### Document section:
* * *
27. Next, the DRC Judge analysed which regulations should be applicable as to the substance of the matter. In this respect, he confirmed that in accordance with art. 26 par. 1 and 2 of the Regulations on the Status and Transfer of Players, and considering that the present claim was lodged on 21 February 2020, the January 2020 edition of said regulations (hereinafter: Regulations) is applicable to the matter at hand as to the substance.
28. The competence of the DRC Judge and the applicable regulations having been established, he entered into the substance of the matter. In this respect, the DRC Judge started by acknowledging all the above-mentioned facts as well as the arguments and the documentation submitted by the parties. However, the DRC Judge emphasised that in the following considerations he will refer only to the facts, arguments and documentary evidence, which he considered pertinent for the assessment of the matter at hand.
29. The DRC Judge first acknowledged that the player and the club signed an employment contract on 18 February 2019 valid until 30 November 2021. Moreover, the DRC Judge recalled that, according to the player, the club unilaterally terminated the contract on 4 November 2019. Similarly, the DRC Judge took into account the club’s position who, inter alia, argued that it never issued the unilateral contract termination.
30. In continuation, the DRC Judge established that the primary issue at stake is determining whether the club unilaterally terminated the employment contract and, if so, on which date and whether it had a just cause to do so. In this respect, the DRC Judge deemed it essential to make a brief recollection of the parties’ arguments regarding the contract termination.
31. In this context, the DRC Judge firstly highlighted that the player had provided two documents both allegedly dated 4 November 2019 entitled “Unilateral Termination of Contract for Just Cause” and “Mutual Contract Termination” respectively. In addition, the DRC Judge recalled that in his replica, the player argued that the club itself acknowledged that it had requested FIFA to terminate the contract on two occasions.
32. Having said this, the DRC Judge noted that according to the club, the player was absent from training from 28 October 2019 and left the country on 4 November 2019. As per the club, the DRC Judge noted, it was the player who had breached the contract, and not the club.
33. Having carefully analysed the documentation provided by the parties, the DRC Judge firstly determined that the club did not provide substantial evidence demonstrating that the player had been in breach of the contract. In particular, the DRC Judge highlighted that all reports and witness statements provided are signed / drafted by employees of the club and are therefore potentially biased.
34. In continuation, the DRC Judge analysed the so-called “multiple breach report” submitted by the club. In this context, the DRC Judge was quick to point out that no evidence of any formal disciplinary proceedings against the player, in which the player would have the right to be heard, was ever provided by the club.
35. Moreover, with regard to the letter entitled “Unilateral Termination of Contract for Just Cause” provided by the player, the DRC Judge established that, in spite of the fact that the club denied having issued said letter, it confirmed having requested FIFA (via its initial claim) to terminate the contract with the player.
36. Furthermore, as regards the letter entitled “Mutual Contract Termination” provided by the player, the DRC Judge placed particular emphasis on the fact that said letter was signed and stamped by the club.
37. In addition, the DRC Judge took into account that the letter titled “Unilateral Termination of Contract for Just Cause” mentions the same amount of compensation requested by the club in its counterclaim, i.e. USD 20,000, and appears to have been issued by the club.
* * *
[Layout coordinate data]

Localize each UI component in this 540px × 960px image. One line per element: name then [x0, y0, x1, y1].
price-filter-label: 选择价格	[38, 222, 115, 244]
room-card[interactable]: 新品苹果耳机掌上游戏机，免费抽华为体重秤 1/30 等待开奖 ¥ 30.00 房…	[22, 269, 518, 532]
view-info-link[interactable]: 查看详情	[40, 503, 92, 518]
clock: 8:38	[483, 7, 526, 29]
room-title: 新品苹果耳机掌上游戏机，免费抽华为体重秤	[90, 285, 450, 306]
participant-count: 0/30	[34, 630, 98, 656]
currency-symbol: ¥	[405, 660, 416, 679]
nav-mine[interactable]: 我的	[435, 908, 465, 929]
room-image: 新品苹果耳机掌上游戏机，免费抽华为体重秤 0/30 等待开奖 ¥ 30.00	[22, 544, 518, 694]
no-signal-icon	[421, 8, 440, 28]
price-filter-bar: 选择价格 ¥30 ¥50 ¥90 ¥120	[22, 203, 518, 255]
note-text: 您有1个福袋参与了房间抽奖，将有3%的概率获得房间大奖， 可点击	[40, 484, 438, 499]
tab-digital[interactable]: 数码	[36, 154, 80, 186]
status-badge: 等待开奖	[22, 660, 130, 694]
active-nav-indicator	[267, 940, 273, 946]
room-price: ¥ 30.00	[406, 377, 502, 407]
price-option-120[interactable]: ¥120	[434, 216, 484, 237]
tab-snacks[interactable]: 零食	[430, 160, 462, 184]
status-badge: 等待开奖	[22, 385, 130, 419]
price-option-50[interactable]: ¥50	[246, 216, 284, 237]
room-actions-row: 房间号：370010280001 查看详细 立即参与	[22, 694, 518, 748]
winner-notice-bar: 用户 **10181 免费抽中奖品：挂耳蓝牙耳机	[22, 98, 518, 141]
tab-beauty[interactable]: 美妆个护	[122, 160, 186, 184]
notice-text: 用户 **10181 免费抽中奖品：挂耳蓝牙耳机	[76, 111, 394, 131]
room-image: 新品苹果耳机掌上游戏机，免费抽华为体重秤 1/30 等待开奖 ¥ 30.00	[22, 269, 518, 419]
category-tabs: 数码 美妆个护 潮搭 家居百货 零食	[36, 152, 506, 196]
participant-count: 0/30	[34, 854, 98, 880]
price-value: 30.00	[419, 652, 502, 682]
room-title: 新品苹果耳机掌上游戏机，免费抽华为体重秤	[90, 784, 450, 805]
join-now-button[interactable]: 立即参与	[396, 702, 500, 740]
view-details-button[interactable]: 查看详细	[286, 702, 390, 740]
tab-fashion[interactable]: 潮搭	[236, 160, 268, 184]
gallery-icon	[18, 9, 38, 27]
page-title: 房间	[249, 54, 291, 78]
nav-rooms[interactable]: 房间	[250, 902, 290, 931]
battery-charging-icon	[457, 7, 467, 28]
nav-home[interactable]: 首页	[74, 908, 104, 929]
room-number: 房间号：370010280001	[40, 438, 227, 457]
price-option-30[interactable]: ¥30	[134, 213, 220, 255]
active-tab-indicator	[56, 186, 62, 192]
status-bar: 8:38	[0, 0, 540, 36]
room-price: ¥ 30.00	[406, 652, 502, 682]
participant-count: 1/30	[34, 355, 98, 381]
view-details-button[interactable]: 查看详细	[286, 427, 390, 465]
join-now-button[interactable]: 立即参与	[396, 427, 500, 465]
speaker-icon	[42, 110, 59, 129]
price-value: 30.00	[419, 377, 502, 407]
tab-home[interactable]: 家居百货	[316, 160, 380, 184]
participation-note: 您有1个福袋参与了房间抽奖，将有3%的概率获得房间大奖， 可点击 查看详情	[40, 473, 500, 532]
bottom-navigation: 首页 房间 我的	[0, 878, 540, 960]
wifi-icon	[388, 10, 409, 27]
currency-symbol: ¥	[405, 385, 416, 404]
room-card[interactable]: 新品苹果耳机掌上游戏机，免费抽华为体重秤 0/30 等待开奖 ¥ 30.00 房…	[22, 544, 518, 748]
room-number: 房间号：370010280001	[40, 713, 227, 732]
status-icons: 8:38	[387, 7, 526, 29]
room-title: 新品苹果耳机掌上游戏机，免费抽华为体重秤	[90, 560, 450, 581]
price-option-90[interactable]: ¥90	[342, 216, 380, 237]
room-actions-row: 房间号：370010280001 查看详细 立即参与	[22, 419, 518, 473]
* * *
### What this exercise asks:
a) According to the decision excerpt, why did the DRC Judge find that the club's reports and witness statements did not show the player had breached the contract?
b) Duplicate the passage of the decision excerpt from "31. In this" up to and including "not the club.".

### Answer list:
a) All of the reports and witness statements the club provided were signed or drafted by the club's own employees. For that reason, the DRC Judge considered them potentially biased and found that they did not amount to substantial evidence of a breach by the player.

b)
31. In this context, the DRC Judge firstly highlighted that the player had provided two documents both allegedly dated 4 November 2019 entitled “Unilateral Termination of Contract for Just Cause” and “Mutual Contract Termination” respectively. In addition, the DRC Judge recalled that in his replica, the player argued that the club itself acknowledged that it had requested FIFA to terminate the contract on two occasions.
32. Having said this, the DRC Judge noted that according to the club, the player was absent from training from 28 October 2019 and left the country on 4 November 2019. As per the club, the DRC Judge noted, it was the player who had breached the contract, and not the club.